Written instruction ::
Determine the number of lines holding the word "notch"; answer with that number only.

....

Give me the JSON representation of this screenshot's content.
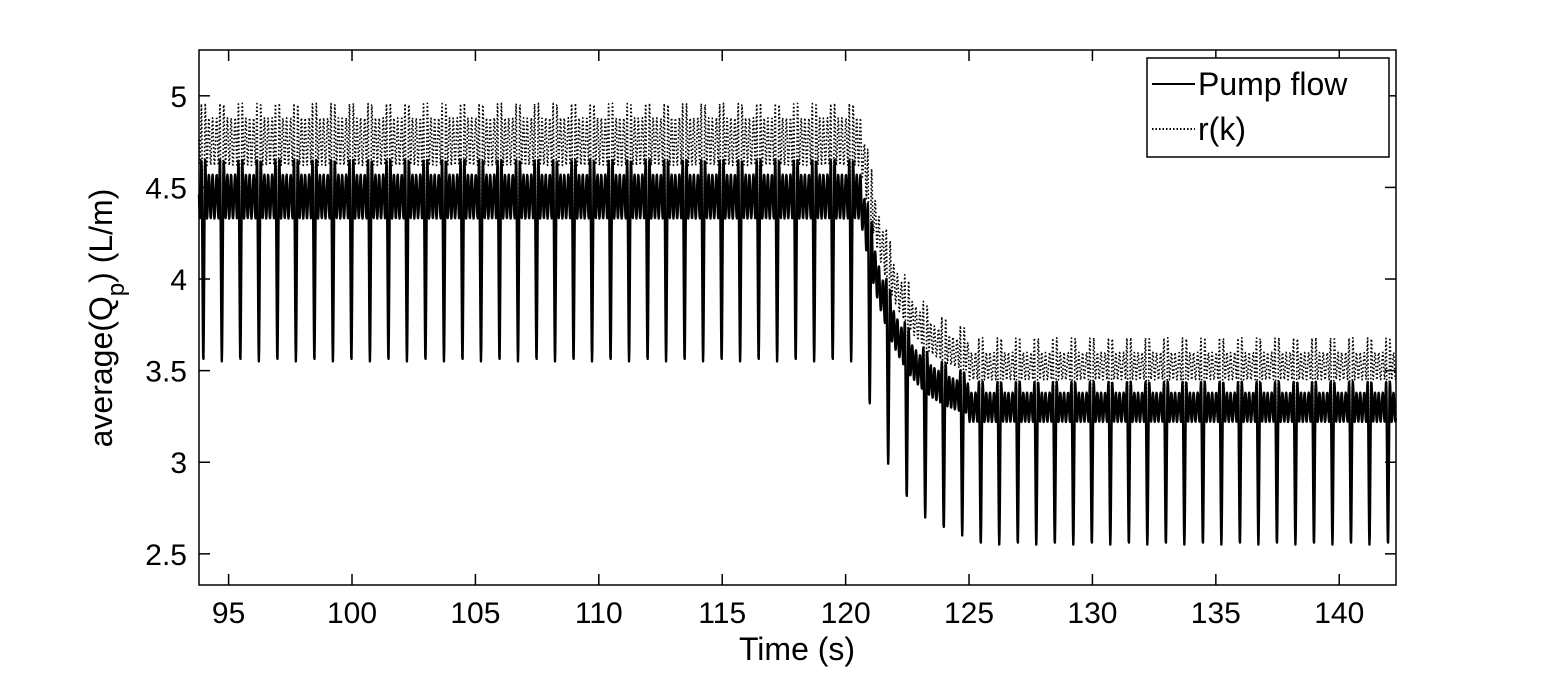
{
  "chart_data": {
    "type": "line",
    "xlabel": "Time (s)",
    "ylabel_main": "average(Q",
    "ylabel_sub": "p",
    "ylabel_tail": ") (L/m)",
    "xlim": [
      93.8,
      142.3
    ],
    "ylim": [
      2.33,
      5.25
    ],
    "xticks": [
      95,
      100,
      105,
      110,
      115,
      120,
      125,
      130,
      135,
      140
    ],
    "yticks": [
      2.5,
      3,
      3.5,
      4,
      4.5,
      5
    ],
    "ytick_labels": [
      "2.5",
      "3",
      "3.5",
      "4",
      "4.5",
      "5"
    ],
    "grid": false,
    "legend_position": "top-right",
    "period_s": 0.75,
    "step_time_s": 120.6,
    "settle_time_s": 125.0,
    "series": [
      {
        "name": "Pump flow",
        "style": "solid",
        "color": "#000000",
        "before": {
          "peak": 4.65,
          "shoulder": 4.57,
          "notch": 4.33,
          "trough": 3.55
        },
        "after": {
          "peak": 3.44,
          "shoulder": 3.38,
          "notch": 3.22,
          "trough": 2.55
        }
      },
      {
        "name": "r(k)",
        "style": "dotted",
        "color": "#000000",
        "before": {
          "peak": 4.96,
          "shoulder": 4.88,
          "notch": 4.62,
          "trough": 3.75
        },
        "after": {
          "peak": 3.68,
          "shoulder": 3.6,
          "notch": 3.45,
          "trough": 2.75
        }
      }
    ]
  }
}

....

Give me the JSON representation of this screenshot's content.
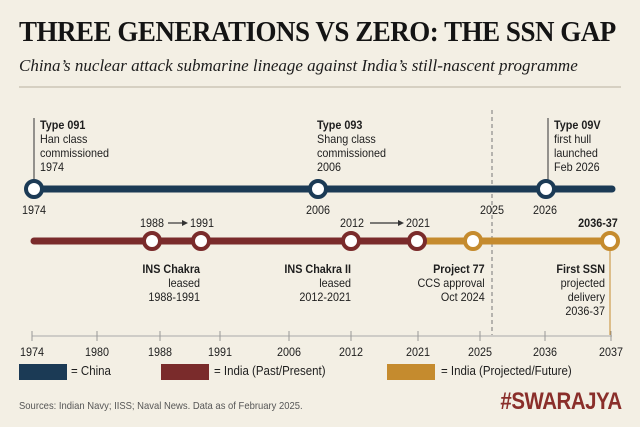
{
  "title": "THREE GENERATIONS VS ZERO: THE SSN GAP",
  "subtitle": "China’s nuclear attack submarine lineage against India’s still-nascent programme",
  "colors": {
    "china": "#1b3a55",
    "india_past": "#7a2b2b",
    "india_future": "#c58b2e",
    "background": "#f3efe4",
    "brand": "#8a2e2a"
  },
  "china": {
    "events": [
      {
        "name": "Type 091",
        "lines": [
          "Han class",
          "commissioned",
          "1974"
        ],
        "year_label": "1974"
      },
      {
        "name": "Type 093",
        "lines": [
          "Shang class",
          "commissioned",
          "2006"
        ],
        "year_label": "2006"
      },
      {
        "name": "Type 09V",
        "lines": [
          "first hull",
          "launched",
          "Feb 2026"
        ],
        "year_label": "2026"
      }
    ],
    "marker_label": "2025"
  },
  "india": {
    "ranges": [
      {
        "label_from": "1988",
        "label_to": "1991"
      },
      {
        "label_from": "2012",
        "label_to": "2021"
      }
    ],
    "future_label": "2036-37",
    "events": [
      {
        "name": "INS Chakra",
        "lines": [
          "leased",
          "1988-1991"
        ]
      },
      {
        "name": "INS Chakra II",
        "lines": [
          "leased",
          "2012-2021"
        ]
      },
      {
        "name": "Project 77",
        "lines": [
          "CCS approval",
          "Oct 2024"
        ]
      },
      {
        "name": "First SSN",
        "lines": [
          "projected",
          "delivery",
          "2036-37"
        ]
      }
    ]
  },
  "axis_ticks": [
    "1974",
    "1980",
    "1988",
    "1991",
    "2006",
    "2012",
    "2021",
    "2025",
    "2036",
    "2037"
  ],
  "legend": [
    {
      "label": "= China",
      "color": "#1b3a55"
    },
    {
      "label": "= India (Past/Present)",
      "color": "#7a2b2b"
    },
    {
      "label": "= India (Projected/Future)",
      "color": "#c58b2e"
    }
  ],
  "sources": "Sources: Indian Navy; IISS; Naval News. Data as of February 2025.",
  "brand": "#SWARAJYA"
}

....

The answer ::
4